### WHAT YOU NEED TO DO
Spot each line that carries the word "INNODB"; copy those lines.
-- Start SUPPLIED RECORDS --
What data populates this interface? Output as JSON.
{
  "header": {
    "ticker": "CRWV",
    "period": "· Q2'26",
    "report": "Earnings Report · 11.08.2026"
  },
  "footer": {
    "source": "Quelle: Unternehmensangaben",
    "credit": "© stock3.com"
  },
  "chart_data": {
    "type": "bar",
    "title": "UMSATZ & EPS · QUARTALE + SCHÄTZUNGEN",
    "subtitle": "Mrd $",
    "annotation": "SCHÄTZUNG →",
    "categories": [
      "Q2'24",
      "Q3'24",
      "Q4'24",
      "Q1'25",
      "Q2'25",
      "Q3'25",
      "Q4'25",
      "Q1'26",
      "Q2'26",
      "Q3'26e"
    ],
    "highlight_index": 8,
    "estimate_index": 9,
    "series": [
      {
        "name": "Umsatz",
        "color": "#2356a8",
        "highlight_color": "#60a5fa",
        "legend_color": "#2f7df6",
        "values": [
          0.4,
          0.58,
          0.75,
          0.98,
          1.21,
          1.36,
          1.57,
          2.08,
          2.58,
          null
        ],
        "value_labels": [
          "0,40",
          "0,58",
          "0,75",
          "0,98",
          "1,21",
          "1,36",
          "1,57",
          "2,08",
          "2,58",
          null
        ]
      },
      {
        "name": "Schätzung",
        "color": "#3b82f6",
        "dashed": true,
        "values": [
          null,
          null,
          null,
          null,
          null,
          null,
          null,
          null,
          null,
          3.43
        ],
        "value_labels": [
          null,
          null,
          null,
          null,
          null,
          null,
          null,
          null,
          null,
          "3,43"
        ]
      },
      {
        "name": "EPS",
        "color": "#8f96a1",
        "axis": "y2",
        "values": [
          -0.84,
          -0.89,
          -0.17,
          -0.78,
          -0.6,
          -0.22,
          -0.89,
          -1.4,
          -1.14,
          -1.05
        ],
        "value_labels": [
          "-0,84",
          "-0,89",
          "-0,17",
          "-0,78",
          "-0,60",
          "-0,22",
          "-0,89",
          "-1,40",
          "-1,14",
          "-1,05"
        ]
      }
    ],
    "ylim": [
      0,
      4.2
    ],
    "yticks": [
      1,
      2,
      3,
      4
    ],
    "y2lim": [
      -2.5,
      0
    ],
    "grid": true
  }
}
-- End SUPPLIED RECORDS --
-- Start SUPPLIED RECORDS --
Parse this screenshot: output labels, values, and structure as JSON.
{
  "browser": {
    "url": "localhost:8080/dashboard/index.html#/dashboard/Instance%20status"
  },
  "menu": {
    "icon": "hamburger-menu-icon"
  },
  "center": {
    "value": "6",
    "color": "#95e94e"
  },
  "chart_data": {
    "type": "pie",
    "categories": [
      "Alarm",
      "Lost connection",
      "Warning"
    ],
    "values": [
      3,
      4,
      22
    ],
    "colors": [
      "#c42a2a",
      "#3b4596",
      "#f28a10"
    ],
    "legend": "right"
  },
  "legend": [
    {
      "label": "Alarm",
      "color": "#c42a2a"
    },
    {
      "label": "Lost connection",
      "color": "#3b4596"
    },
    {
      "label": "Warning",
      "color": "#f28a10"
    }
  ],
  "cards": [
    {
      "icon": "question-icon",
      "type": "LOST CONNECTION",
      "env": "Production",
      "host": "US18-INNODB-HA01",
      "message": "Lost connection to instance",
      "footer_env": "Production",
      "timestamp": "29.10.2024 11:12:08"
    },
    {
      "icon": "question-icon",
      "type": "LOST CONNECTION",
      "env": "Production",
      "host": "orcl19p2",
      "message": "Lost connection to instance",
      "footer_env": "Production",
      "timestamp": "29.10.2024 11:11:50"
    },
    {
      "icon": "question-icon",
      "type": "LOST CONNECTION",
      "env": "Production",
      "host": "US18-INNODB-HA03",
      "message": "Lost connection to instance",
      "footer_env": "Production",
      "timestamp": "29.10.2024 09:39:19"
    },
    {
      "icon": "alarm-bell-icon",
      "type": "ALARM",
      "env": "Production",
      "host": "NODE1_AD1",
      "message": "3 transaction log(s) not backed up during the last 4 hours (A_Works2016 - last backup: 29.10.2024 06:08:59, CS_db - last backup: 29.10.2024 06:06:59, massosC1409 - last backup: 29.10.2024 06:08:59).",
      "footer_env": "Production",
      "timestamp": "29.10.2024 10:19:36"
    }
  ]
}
-- End SUPPLIED RECORDS --
### ANSWER BELOW
      "host": "US18-INNODB-HA01",
      "host": "US18-INNODB-HA03",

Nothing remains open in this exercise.